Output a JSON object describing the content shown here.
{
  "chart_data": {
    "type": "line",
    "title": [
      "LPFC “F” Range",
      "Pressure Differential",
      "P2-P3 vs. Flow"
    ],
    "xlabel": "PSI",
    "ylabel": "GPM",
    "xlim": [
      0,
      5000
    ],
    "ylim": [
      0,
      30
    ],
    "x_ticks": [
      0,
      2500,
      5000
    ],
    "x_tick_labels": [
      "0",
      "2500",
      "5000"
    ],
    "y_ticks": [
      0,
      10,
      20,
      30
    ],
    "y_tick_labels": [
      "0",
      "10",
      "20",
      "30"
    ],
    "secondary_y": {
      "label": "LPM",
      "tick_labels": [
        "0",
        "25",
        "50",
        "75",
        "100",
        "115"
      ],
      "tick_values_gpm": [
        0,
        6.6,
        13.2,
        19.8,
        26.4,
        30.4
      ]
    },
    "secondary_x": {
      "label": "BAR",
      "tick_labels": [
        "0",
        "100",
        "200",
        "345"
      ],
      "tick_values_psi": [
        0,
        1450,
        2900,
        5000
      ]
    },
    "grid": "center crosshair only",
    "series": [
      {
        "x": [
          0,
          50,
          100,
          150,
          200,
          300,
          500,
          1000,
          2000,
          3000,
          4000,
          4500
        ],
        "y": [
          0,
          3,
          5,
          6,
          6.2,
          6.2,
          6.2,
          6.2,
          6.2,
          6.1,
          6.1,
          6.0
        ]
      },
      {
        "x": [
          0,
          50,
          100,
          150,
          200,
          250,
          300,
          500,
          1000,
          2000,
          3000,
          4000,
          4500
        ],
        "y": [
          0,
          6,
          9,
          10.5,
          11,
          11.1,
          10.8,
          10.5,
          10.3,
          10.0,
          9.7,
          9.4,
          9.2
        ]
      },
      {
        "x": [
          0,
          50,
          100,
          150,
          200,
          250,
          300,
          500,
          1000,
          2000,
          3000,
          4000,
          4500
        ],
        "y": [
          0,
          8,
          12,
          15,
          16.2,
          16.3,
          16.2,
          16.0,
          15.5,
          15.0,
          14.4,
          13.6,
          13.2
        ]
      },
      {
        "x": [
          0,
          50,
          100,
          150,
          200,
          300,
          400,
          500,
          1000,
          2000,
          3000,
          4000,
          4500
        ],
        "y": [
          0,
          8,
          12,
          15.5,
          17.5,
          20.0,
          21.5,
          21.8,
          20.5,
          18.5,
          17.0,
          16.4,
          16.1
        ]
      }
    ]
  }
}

□ □ □ □ □

- _WRITTEN EXERCISE_: Copy out the full listing exactly.

- _EXERCISE RESPONSE_:
Output a JSON object describing the content shown here.
{
  "chart_data": {
    "type": "line",
    "title": [
      "LPFC “F” Range",
      "Pressure Differential",
      "P2-P3 vs. Flow"
    ],
    "xlabel": "PSI",
    "ylabel": "GPM",
    "xlim": [
      0,
      5000
    ],
    "ylim": [
      0,
      30
    ],
    "x_ticks": [
      0,
      2500,
      5000
    ],
    "x_tick_labels": [
      "0",
      "2500",
      "5000"
    ],
    "y_ticks": [
      0,
      10,
      20,
      30
    ],
    "y_tick_labels": [
      "0",
      "10",
      "20",
      "30"
    ],
    "secondary_y": {
      "label": "LPM",
      "tick_labels": [
        "0",
        "25",
        "50",
        "75",
        "100",
        "115"
      ],
      "tick_values_gpm": [
        0,
        6.6,
        13.2,
        19.8,
        26.4,
        30.4
      ]
    },
    "secondary_x": {
      "label": "BAR",
      "tick_labels": [
        "0",
        "100",
        "200",
        "345"
      ],
      "tick_values_psi": [
        0,
        1450,
        2900,
        5000
      ]
    },
    "grid": "center crosshair only",
    "series": [
      {
        "x": [
          0,
          50,
          100,
          150,
          200,
          300,
          500,
          1000,
          2000,
          3000,
          4000,
          4500
        ],
        "y": [
          0,
          3,
          5,
          6,
          6.2,
          6.2,
          6.2,
          6.2,
          6.2,
          6.1,
          6.1,
          6.0
        ]
      },
      {
        "x": [
          0,
          50,
          100,
          150,
          200,
          250,
          300,
          500,
          1000,
          2000,
          3000,
          4000,
          4500
        ],
        "y": [
          0,
          6,
          9,
          10.5,
          11,
          11.1,
          10.8,
          10.5,
          10.3,
          10.0,
          9.7,
          9.4,
          9.2
        ]
      },
      {
        "x": [
          0,
          50,
          100,
          150,
          200,
          250,
          300,
          500,
          1000,
          2000,
          3000,
          4000,
          4500
        ],
        "y": [
          0,
          8,
          12,
          15,
          16.2,
          16.3,
          16.2,
          16.0,
          15.5,
          15.0,
          14.4,
          13.6,
          13.2
        ]
      },
      {
        "x": [
          0,
          50,
          100,
          150,
          200,
          300,
          400,
          500,
          1000,
          2000,
          3000,
          4000,
          4500
        ],
        "y": [
          0,
          8,
          12,
          15.5,
          17.5,
          20.0,
          21.5,
          21.8,
          20.5,
          18.5,
          17.0,
          16.4,
          16.1
        ]
      }
    ]
  }
}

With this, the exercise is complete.